— Input records —
_ _ _ _ _ _ _

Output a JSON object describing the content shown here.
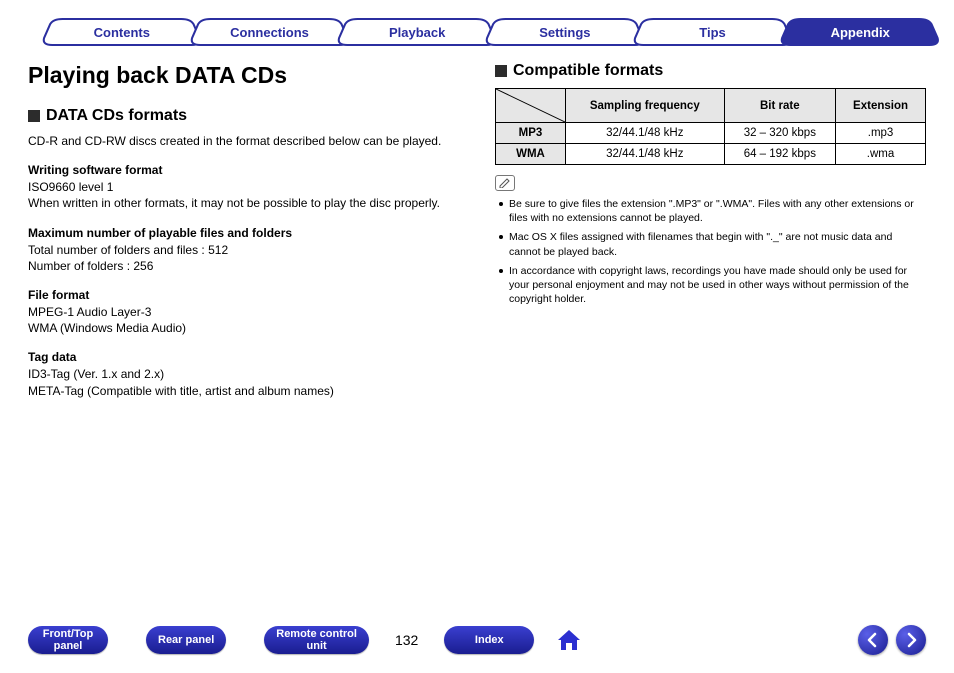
{
  "tabs": [
    {
      "label": "Contents",
      "active": false
    },
    {
      "label": "Connections",
      "active": false
    },
    {
      "label": "Playback",
      "active": false
    },
    {
      "label": "Settings",
      "active": false
    },
    {
      "label": "Tips",
      "active": false
    },
    {
      "label": "Appendix",
      "active": true
    }
  ],
  "title": "Playing back DATA CDs",
  "left": {
    "heading": "DATA CDs formats",
    "intro": "CD-R and CD-RW discs created in the format described below can be played.",
    "s1_h": "Writing software format",
    "s1_l1": "ISO9660 level 1",
    "s1_l2": "When written in other formats, it may not be possible to play the disc properly.",
    "s2_h": "Maximum number of playable files and folders",
    "s2_l1": "Total number of folders and files : 512",
    "s2_l2": "Number of folders : 256",
    "s3_h": "File format",
    "s3_l1": "MPEG-1 Audio Layer-3",
    "s3_l2": "WMA (Windows Media Audio)",
    "s4_h": "Tag data",
    "s4_l1": "ID3-Tag (Ver. 1.x and 2.x)",
    "s4_l2": "META-Tag (Compatible with title, artist and album names)"
  },
  "right": {
    "heading": "Compatible formats",
    "th1": "Sampling frequency",
    "th2": "Bit rate",
    "th3": "Extension",
    "rows": [
      {
        "name": "MP3",
        "sf": "32/44.1/48 kHz",
        "br": "32 – 320 kbps",
        "ext": ".mp3"
      },
      {
        "name": "WMA",
        "sf": "32/44.1/48 kHz",
        "br": "64 – 192 kbps",
        "ext": ".wma"
      }
    ],
    "notes": [
      "Be sure to give files the extension \".MP3\" or \".WMA\". Files with any other extensions or files with no extensions cannot be played.",
      "Mac OS X files assigned with filenames that begin with \"._\" are not music data and cannot be played back.",
      "In accordance with copyright laws, recordings you have made should only be used for your personal enjoyment and may not be used in other ways without permission of the copyright holder."
    ]
  },
  "bottom": {
    "b1a": "Front/Top",
    "b1b": "panel",
    "b2": "Rear panel",
    "b3a": "Remote control",
    "b3b": "unit",
    "page": "132",
    "b4": "Index"
  }
}
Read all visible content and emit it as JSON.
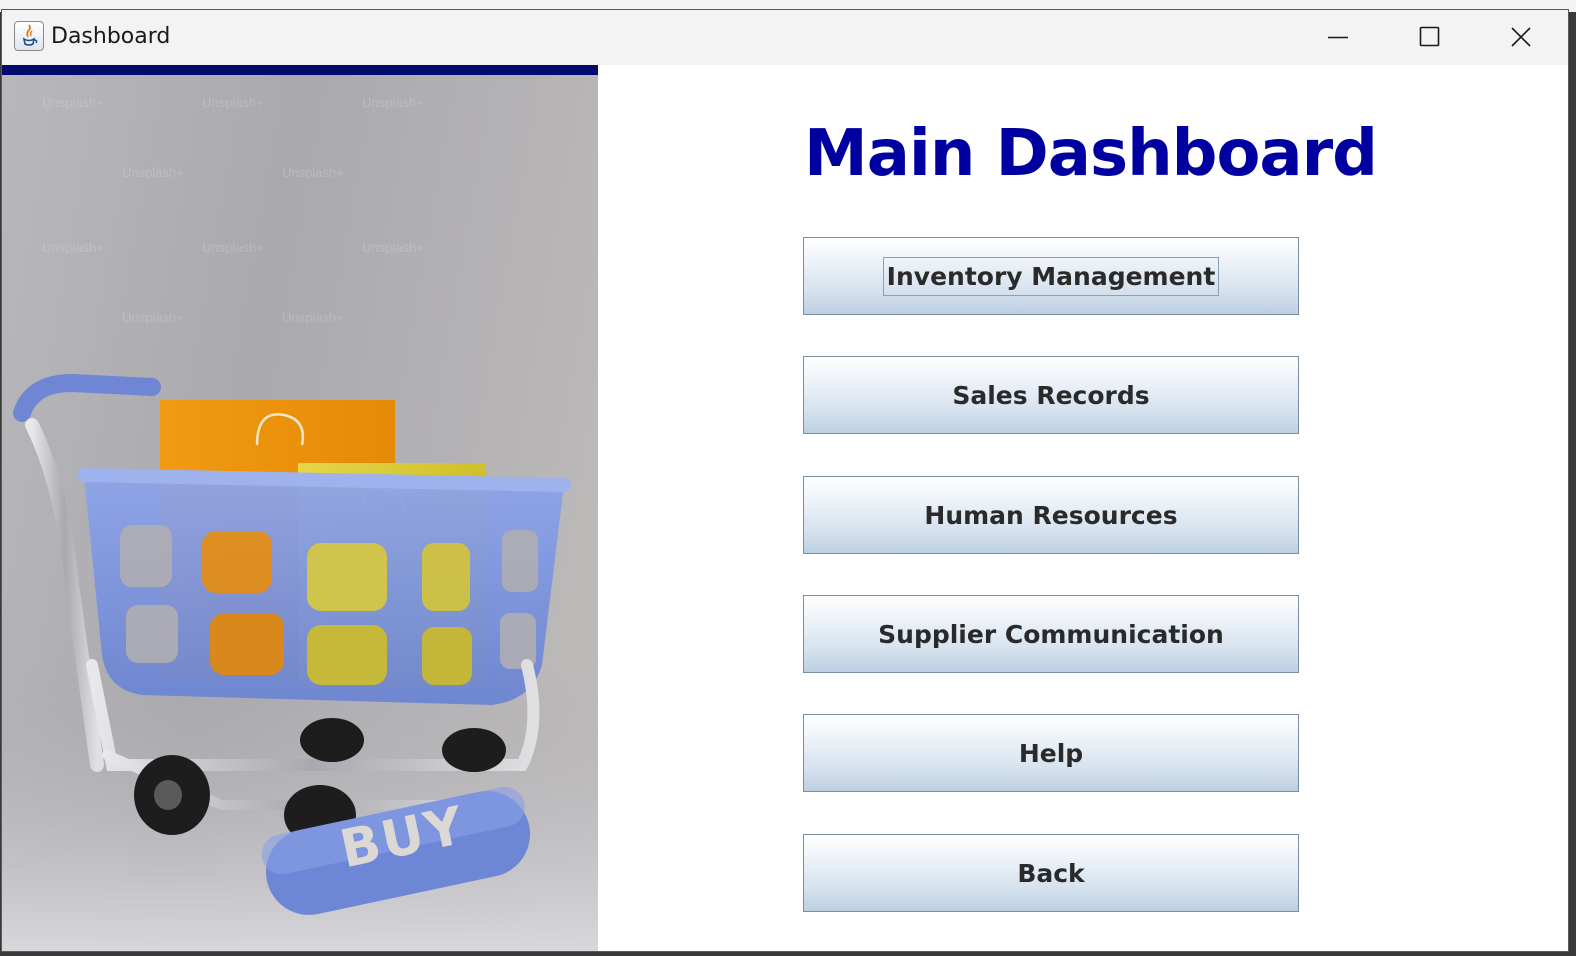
{
  "window": {
    "title": "Dashboard",
    "controls": {
      "minimize_icon": "minimize-icon",
      "maximize_icon": "maximize-icon",
      "close_icon": "close-icon"
    }
  },
  "hero_image": {
    "badge_text": "BUY",
    "watermark": "Unsplash+"
  },
  "main": {
    "title": "Main Dashboard",
    "buttons": [
      {
        "label": "Inventory Management",
        "focused": true
      },
      {
        "label": "Sales Records"
      },
      {
        "label": "Human Resources"
      },
      {
        "label": "Supplier Communication"
      },
      {
        "label": "Help"
      },
      {
        "label": "Back"
      }
    ]
  },
  "colors": {
    "title": "#0000a0",
    "accent_bar": "#050a6e",
    "button_top": "#ffffff",
    "button_bottom": "#bcd0e2"
  }
}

_ _ _ _ _ _ _

— Written exercise —
Omit the pictures and give the material again, exactly and in full.

— Exercise response —
Output a JSON object describing the content shown here.
{
  "tabs": [
    {
      "label": "Contents",
      "active": false
    },
    {
      "label": "Connections",
      "active": false
    },
    {
      "label": "Playback",
      "active": false
    },
    {
      "label": "Settings",
      "active": false
    },
    {
      "label": "Tips",
      "active": false
    },
    {
      "label": "Appendix",
      "active": true
    }
  ],
  "title": "Playing back DATA CDs",
  "left": {
    "heading": "DATA CDs formats",
    "intro": "CD-R and CD-RW discs created in the format described below can be played.",
    "s1_h": "Writing software format",
    "s1_l1": "ISO9660 level 1",
    "s1_l2": "When written in other formats, it may not be possible to play the disc properly.",
    "s2_h": "Maximum number of playable files and folders",
    "s2_l1": "Total number of folders and files : 512",
    "s2_l2": "Number of folders : 256",
    "s3_h": "File format",
    "s3_l1": "MPEG-1 Audio Layer-3",
    "s3_l2": "WMA (Windows Media Audio)",
    "s4_h": "Tag data",
    "s4_l1": "ID3-Tag (Ver. 1.x and 2.x)",
    "s4_l2": "META-Tag (Compatible with title, artist and album names)"
  },
  "right": {
    "heading": "Compatible formats",
    "th1": "Sampling frequency",
    "th2": "Bit rate",
    "th3": "Extension",
    "rows": [
      {
        "name": "MP3",
        "sf": "32/44.1/48 kHz",
        "br": "32 – 320 kbps",
        "ext": ".mp3"
      },
      {
        "name": "WMA",
        "sf": "32/44.1/48 kHz",
        "br": "64 – 192 kbps",
        "ext": ".wma"
      }
    ],
    "notes": [
      "Be sure to give files the extension \".MP3\" or \".WMA\". Files with any other extensions or files with no extensions cannot be played.",
      "Mac OS X files assigned with filenames that begin with \"._\" are not music data and cannot be played back.",
      "In accordance with copyright laws, recordings you have made should only be used for your personal enjoyment and may not be used in other ways without permission of the copyright holder."
    ]
  },
  "bottom": {
    "b1a": "Front/Top",
    "b1b": "panel",
    "b2": "Rear panel",
    "b3a": "Remote control",
    "b3b": "unit",
    "page": "132",
    "b4": "Index"
  }
}
Read all visible content and emit it as JSON.
{
  "window": {
    "title": "Dashboard",
    "controls": {
      "minimize_icon": "minimize-icon",
      "maximize_icon": "maximize-icon",
      "close_icon": "close-icon"
    }
  },
  "hero_image": {
    "badge_text": "BUY",
    "watermark": "Unsplash+"
  },
  "main": {
    "title": "Main Dashboard",
    "buttons": [
      {
        "label": "Inventory Management",
        "focused": true
      },
      {
        "label": "Sales Records"
      },
      {
        "label": "Human Resources"
      },
      {
        "label": "Supplier Communication"
      },
      {
        "label": "Help"
      },
      {
        "label": "Back"
      }
    ]
  },
  "colors": {
    "title": "#0000a0",
    "accent_bar": "#050a6e",
    "button_top": "#ffffff",
    "button_bottom": "#bcd0e2"
  }
}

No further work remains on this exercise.